> [Written problem]: Locate and copy each line in the data that contains the word "true".

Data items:
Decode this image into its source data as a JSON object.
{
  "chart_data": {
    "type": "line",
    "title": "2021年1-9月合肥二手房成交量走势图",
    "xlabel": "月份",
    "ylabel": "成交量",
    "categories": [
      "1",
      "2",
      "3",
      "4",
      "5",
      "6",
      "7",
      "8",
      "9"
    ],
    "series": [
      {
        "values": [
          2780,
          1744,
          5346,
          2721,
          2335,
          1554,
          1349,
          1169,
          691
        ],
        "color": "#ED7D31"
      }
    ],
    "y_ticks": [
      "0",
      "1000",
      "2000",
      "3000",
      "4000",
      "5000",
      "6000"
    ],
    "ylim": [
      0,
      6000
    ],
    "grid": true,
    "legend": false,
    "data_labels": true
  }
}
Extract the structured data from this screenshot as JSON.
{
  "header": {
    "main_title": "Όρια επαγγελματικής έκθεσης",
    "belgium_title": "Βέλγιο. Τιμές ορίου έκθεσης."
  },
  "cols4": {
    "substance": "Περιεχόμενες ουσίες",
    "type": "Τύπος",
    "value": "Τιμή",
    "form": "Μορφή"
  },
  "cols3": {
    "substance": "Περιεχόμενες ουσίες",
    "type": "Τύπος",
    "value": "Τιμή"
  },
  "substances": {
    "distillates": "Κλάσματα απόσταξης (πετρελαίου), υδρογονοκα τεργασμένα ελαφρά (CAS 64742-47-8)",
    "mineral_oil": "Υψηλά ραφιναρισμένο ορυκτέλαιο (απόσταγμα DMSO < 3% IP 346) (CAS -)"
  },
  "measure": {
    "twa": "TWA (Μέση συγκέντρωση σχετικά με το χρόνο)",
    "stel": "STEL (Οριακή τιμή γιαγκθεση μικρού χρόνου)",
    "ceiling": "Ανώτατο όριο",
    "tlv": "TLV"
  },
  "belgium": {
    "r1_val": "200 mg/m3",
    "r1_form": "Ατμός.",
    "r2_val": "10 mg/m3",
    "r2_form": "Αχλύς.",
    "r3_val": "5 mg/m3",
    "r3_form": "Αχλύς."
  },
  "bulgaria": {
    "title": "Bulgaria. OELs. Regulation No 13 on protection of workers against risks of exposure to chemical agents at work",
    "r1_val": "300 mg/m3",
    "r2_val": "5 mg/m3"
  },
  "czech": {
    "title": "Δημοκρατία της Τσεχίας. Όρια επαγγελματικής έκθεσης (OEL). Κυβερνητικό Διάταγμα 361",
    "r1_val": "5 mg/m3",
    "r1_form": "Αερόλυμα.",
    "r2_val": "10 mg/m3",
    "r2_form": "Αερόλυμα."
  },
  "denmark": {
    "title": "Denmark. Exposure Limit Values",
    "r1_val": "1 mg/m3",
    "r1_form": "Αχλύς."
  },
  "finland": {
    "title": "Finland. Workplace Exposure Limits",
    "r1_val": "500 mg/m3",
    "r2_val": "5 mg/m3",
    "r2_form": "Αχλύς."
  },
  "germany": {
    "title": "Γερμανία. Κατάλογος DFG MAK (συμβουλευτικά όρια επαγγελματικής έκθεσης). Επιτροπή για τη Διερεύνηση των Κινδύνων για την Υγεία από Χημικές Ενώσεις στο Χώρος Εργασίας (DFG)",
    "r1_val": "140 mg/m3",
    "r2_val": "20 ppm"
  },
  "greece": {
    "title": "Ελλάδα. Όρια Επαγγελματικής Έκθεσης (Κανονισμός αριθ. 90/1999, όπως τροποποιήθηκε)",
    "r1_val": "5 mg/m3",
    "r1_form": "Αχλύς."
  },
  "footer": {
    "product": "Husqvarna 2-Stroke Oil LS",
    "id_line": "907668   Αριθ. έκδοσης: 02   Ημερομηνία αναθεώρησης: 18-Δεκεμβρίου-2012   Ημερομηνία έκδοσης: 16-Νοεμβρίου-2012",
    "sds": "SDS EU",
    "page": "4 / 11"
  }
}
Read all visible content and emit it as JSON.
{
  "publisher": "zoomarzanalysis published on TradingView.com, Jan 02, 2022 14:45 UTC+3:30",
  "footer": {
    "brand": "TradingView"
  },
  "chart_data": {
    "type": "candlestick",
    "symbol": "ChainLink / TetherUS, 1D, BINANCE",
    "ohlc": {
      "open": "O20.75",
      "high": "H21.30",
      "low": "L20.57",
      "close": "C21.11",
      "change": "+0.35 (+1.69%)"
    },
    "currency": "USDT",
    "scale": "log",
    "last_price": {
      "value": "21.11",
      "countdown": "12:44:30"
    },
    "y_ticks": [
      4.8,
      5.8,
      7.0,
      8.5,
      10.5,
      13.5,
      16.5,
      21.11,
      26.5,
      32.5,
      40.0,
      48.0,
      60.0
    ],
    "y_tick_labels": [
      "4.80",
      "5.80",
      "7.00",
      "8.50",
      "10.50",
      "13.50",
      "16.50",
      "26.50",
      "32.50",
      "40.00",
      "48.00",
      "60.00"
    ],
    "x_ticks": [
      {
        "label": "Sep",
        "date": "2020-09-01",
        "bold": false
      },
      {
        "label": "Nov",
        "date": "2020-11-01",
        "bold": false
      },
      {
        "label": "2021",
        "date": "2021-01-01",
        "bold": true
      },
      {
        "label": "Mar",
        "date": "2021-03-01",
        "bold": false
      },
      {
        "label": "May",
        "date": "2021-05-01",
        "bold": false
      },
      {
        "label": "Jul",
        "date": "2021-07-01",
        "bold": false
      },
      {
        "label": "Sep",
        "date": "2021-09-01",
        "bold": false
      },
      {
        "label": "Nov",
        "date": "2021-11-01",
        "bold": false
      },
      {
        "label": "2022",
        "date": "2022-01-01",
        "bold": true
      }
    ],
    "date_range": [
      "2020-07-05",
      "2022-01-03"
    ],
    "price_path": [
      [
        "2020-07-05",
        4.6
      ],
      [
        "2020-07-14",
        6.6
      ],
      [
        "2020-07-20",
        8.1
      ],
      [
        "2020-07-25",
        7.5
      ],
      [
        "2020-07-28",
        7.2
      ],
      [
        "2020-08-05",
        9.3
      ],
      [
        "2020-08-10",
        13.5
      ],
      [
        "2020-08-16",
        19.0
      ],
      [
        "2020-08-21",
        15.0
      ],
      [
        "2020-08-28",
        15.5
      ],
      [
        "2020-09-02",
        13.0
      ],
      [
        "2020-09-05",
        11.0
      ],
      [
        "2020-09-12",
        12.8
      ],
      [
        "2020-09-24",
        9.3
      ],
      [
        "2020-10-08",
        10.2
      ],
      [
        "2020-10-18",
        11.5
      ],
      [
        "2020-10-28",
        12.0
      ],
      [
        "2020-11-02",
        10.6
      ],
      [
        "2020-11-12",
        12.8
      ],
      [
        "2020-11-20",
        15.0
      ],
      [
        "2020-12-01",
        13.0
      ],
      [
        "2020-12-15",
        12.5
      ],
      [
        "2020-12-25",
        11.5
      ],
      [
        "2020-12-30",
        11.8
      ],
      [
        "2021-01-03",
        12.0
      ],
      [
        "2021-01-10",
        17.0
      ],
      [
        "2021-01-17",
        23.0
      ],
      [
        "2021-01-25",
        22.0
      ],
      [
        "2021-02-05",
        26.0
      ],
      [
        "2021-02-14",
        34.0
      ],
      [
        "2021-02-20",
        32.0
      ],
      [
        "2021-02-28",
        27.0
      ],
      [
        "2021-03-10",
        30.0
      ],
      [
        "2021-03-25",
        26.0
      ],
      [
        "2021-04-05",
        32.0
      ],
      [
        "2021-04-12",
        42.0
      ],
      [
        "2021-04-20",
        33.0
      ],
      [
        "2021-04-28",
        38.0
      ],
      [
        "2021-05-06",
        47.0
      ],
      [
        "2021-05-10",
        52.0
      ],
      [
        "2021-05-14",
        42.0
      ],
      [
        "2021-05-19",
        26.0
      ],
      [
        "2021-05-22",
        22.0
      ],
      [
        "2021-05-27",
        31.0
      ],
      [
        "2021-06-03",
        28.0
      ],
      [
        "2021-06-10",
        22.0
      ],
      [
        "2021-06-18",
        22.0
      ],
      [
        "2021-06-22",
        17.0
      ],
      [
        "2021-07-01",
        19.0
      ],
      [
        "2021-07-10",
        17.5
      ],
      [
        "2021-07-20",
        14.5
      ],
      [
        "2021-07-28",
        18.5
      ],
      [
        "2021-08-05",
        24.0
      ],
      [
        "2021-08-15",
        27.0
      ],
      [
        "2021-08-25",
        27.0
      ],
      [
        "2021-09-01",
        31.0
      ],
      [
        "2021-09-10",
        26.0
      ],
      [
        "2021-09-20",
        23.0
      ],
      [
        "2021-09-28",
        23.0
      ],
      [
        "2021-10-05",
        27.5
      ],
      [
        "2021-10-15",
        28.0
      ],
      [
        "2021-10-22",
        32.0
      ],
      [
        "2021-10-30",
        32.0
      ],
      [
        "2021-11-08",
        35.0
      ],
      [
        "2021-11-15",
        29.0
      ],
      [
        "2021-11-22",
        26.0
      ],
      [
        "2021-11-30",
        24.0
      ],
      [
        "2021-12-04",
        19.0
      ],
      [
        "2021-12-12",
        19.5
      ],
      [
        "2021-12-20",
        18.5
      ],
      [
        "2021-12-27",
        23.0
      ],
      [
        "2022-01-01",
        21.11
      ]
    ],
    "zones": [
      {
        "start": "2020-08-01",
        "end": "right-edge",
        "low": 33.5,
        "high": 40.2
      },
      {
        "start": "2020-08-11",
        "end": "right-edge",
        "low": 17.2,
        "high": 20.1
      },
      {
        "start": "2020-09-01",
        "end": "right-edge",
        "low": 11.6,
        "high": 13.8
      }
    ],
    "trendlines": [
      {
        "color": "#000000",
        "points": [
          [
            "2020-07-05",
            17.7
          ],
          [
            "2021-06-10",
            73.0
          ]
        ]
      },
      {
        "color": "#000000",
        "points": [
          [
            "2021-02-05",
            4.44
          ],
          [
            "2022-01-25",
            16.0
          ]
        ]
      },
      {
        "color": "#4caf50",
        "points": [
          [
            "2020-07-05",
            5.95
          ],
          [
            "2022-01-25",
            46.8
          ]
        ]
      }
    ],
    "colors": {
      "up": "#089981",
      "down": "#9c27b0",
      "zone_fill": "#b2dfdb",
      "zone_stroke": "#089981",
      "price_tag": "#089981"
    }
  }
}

> [Answer to the problem]:
    "grid": true,
    "data_labels": true
        "bold": true
        "bold": true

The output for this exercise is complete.